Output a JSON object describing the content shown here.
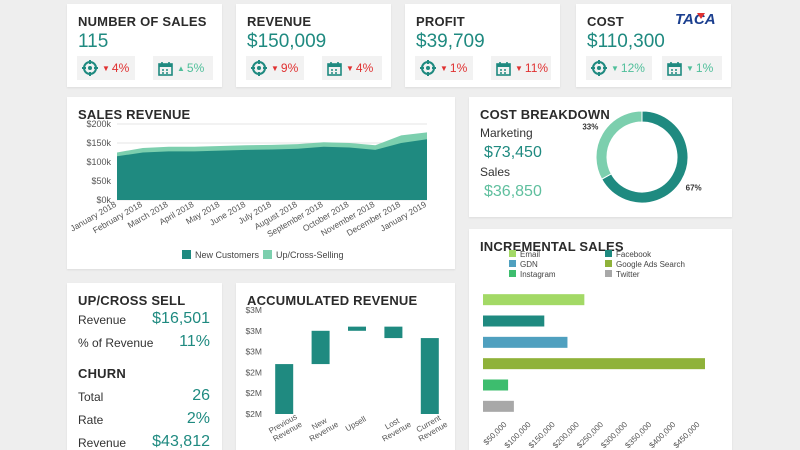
{
  "logo": {
    "text": "TACA",
    "colors": [
      "#1b3f8f",
      "#e03131"
    ]
  },
  "kpis": [
    {
      "title": "NUMBER OF SALES",
      "value": "115",
      "chip1": {
        "icon": "target-icon",
        "dir": "down",
        "pct": "4%"
      },
      "chip2": {
        "icon": "calendar-icon",
        "dir": "up",
        "pct": "5%"
      }
    },
    {
      "title": "REVENUE",
      "value": "$150,009",
      "chip1": {
        "icon": "target-icon",
        "dir": "down",
        "pct": "9%"
      },
      "chip2": {
        "icon": "calendar-icon",
        "dir": "down",
        "pct": "4%"
      }
    },
    {
      "title": "PROFIT",
      "value": "$39,709",
      "chip1": {
        "icon": "target-icon",
        "dir": "down",
        "pct": "1%"
      },
      "chip2": {
        "icon": "calendar-icon",
        "dir": "down",
        "pct": "11%"
      }
    },
    {
      "title": "COST",
      "value": "$110,300",
      "chip1": {
        "icon": "target-icon",
        "dir": "down",
        "pct": "12%",
        "good": true
      },
      "chip2": {
        "icon": "calendar-icon",
        "dir": "down",
        "pct": "1%",
        "good": true
      }
    }
  ],
  "sales_revenue": {
    "title": "SALES REVENUE",
    "chart_data": {
      "type": "area",
      "categories": [
        "January 2018",
        "February 2018",
        "March 2018",
        "April 2018",
        "May 2018",
        "June 2018",
        "July 2018",
        "August 2018",
        "September 2018",
        "October 2018",
        "November 2018",
        "December 2018",
        "January 2019"
      ],
      "series": [
        {
          "name": "New Customers",
          "values": [
            115,
            125,
            128,
            128,
            130,
            132,
            133,
            135,
            140,
            138,
            132,
            150,
            160
          ],
          "color": "#1f8a80"
        },
        {
          "name": "Up/Cross-Selling",
          "values": [
            10,
            12,
            12,
            12,
            12,
            12,
            12,
            12,
            12,
            12,
            12,
            20,
            18
          ],
          "color": "#7ccfae"
        }
      ],
      "stacked": true,
      "ylim": [
        0,
        200
      ],
      "yticks": [
        0,
        50,
        100,
        150,
        200
      ],
      "ytick_labels": [
        "$0k",
        "$50k",
        "$100k",
        "$150k",
        "$200k"
      ],
      "legend": "bottom"
    }
  },
  "cost_breakdown": {
    "title": "COST BREAKDOWN",
    "items": [
      {
        "label": "Marketing",
        "value": "$73,450",
        "color": "#1f8a80"
      },
      {
        "label": "Sales",
        "value": "$36,850",
        "color": "#7ccfae"
      }
    ],
    "chart_data": {
      "type": "pie",
      "labels": [
        "Marketing",
        "Sales"
      ],
      "values": [
        67,
        33
      ],
      "value_labels": [
        "67%",
        "33%"
      ],
      "colors": [
        "#1f8a80",
        "#7ccfae"
      ]
    }
  },
  "upcross": {
    "title": "UP/CROSS SELL",
    "rows": [
      {
        "label": "Revenue",
        "value": "$16,501"
      },
      {
        "label": "% of Revenue",
        "value": "11%"
      }
    ]
  },
  "churn": {
    "title": "CHURN",
    "rows": [
      {
        "label": "Total",
        "value": "26"
      },
      {
        "label": "Rate",
        "value": "2%"
      },
      {
        "label": "Revenue",
        "value": "$43,812"
      }
    ]
  },
  "accumulated": {
    "title": "ACCUMULATED REVENUE",
    "chart_data": {
      "type": "bar",
      "subtype": "waterfall",
      "categories": [
        "Previous Revenue",
        "New Revenue",
        "Upsell",
        "Lost Revenue",
        "Current Revenue"
      ],
      "starts": [
        2.0,
        2.48,
        2.8,
        2.84,
        2.0
      ],
      "ends": [
        2.48,
        2.8,
        2.84,
        2.73,
        2.73
      ],
      "color": "#1f8a80",
      "ylim": [
        2.0,
        3.0
      ],
      "yticks": [
        2.0,
        2.2,
        2.4,
        2.6,
        2.8,
        3.0
      ],
      "ytick_labels": [
        "$2M",
        "$2M",
        "$2M",
        "$3M",
        "$3M",
        "$3M"
      ]
    }
  },
  "incremental": {
    "title": "INCREMENTAL SALES",
    "chart_data": {
      "type": "bar",
      "orientation": "horizontal",
      "categories": [
        "Email",
        "Facebook",
        "GDN",
        "Google Ads Search",
        "Instagram",
        "Twitter"
      ],
      "values": [
        210000,
        127000,
        175000,
        460000,
        52000,
        64000
      ],
      "colors": [
        "#a3d966",
        "#1f8a80",
        "#4fa0bf",
        "#8fb23a",
        "#3dbd6e",
        "#a8a8a8"
      ],
      "xlim": [
        0,
        460000
      ],
      "xticks": [
        50000,
        100000,
        150000,
        200000,
        250000,
        300000,
        350000,
        400000,
        450000
      ],
      "xtick_labels": [
        "$50,000",
        "$100,000",
        "$150,000",
        "$200,000",
        "$250,000",
        "$300,000",
        "$350,000",
        "$400,000",
        "$450,000"
      ],
      "legend": "top"
    }
  }
}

= PROBLEM STATEMENT =
Transcribe all entries above exactly. Drop the pictures.

= CORRECT RESULT =
Output a JSON object describing the content shown here.
{
  "logo": {
    "text": "TACA",
    "colors": [
      "#1b3f8f",
      "#e03131"
    ]
  },
  "kpis": [
    {
      "title": "NUMBER OF SALES",
      "value": "115",
      "chip1": {
        "icon": "target-icon",
        "dir": "down",
        "pct": "4%"
      },
      "chip2": {
        "icon": "calendar-icon",
        "dir": "up",
        "pct": "5%"
      }
    },
    {
      "title": "REVENUE",
      "value": "$150,009",
      "chip1": {
        "icon": "target-icon",
        "dir": "down",
        "pct": "9%"
      },
      "chip2": {
        "icon": "calendar-icon",
        "dir": "down",
        "pct": "4%"
      }
    },
    {
      "title": "PROFIT",
      "value": "$39,709",
      "chip1": {
        "icon": "target-icon",
        "dir": "down",
        "pct": "1%"
      },
      "chip2": {
        "icon": "calendar-icon",
        "dir": "down",
        "pct": "11%"
      }
    },
    {
      "title": "COST",
      "value": "$110,300",
      "chip1": {
        "icon": "target-icon",
        "dir": "down",
        "pct": "12%",
        "good": true
      },
      "chip2": {
        "icon": "calendar-icon",
        "dir": "down",
        "pct": "1%",
        "good": true
      }
    }
  ],
  "sales_revenue": {
    "title": "SALES REVENUE",
    "chart_data": {
      "type": "area",
      "categories": [
        "January 2018",
        "February 2018",
        "March 2018",
        "April 2018",
        "May 2018",
        "June 2018",
        "July 2018",
        "August 2018",
        "September 2018",
        "October 2018",
        "November 2018",
        "December 2018",
        "January 2019"
      ],
      "series": [
        {
          "name": "New Customers",
          "values": [
            115,
            125,
            128,
            128,
            130,
            132,
            133,
            135,
            140,
            138,
            132,
            150,
            160
          ],
          "color": "#1f8a80"
        },
        {
          "name": "Up/Cross-Selling",
          "values": [
            10,
            12,
            12,
            12,
            12,
            12,
            12,
            12,
            12,
            12,
            12,
            20,
            18
          ],
          "color": "#7ccfae"
        }
      ],
      "stacked": true,
      "ylim": [
        0,
        200
      ],
      "yticks": [
        0,
        50,
        100,
        150,
        200
      ],
      "ytick_labels": [
        "$0k",
        "$50k",
        "$100k",
        "$150k",
        "$200k"
      ],
      "legend": "bottom"
    }
  },
  "cost_breakdown": {
    "title": "COST BREAKDOWN",
    "items": [
      {
        "label": "Marketing",
        "value": "$73,450",
        "color": "#1f8a80"
      },
      {
        "label": "Sales",
        "value": "$36,850",
        "color": "#7ccfae"
      }
    ],
    "chart_data": {
      "type": "pie",
      "labels": [
        "Marketing",
        "Sales"
      ],
      "values": [
        67,
        33
      ],
      "value_labels": [
        "67%",
        "33%"
      ],
      "colors": [
        "#1f8a80",
        "#7ccfae"
      ]
    }
  },
  "upcross": {
    "title": "UP/CROSS SELL",
    "rows": [
      {
        "label": "Revenue",
        "value": "$16,501"
      },
      {
        "label": "% of Revenue",
        "value": "11%"
      }
    ]
  },
  "churn": {
    "title": "CHURN",
    "rows": [
      {
        "label": "Total",
        "value": "26"
      },
      {
        "label": "Rate",
        "value": "2%"
      },
      {
        "label": "Revenue",
        "value": "$43,812"
      }
    ]
  },
  "accumulated": {
    "title": "ACCUMULATED REVENUE",
    "chart_data": {
      "type": "bar",
      "subtype": "waterfall",
      "categories": [
        "Previous Revenue",
        "New Revenue",
        "Upsell",
        "Lost Revenue",
        "Current Revenue"
      ],
      "starts": [
        2.0,
        2.48,
        2.8,
        2.84,
        2.0
      ],
      "ends": [
        2.48,
        2.8,
        2.84,
        2.73,
        2.73
      ],
      "color": "#1f8a80",
      "ylim": [
        2.0,
        3.0
      ],
      "yticks": [
        2.0,
        2.2,
        2.4,
        2.6,
        2.8,
        3.0
      ],
      "ytick_labels": [
        "$2M",
        "$2M",
        "$2M",
        "$3M",
        "$3M",
        "$3M"
      ]
    }
  },
  "incremental": {
    "title": "INCREMENTAL SALES",
    "chart_data": {
      "type": "bar",
      "orientation": "horizontal",
      "categories": [
        "Email",
        "Facebook",
        "GDN",
        "Google Ads Search",
        "Instagram",
        "Twitter"
      ],
      "values": [
        210000,
        127000,
        175000,
        460000,
        52000,
        64000
      ],
      "colors": [
        "#a3d966",
        "#1f8a80",
        "#4fa0bf",
        "#8fb23a",
        "#3dbd6e",
        "#a8a8a8"
      ],
      "xlim": [
        0,
        460000
      ],
      "xticks": [
        50000,
        100000,
        150000,
        200000,
        250000,
        300000,
        350000,
        400000,
        450000
      ],
      "xtick_labels": [
        "$50,000",
        "$100,000",
        "$150,000",
        "$200,000",
        "$250,000",
        "$300,000",
        "$350,000",
        "$400,000",
        "$450,000"
      ],
      "legend": "top"
    }
  }
}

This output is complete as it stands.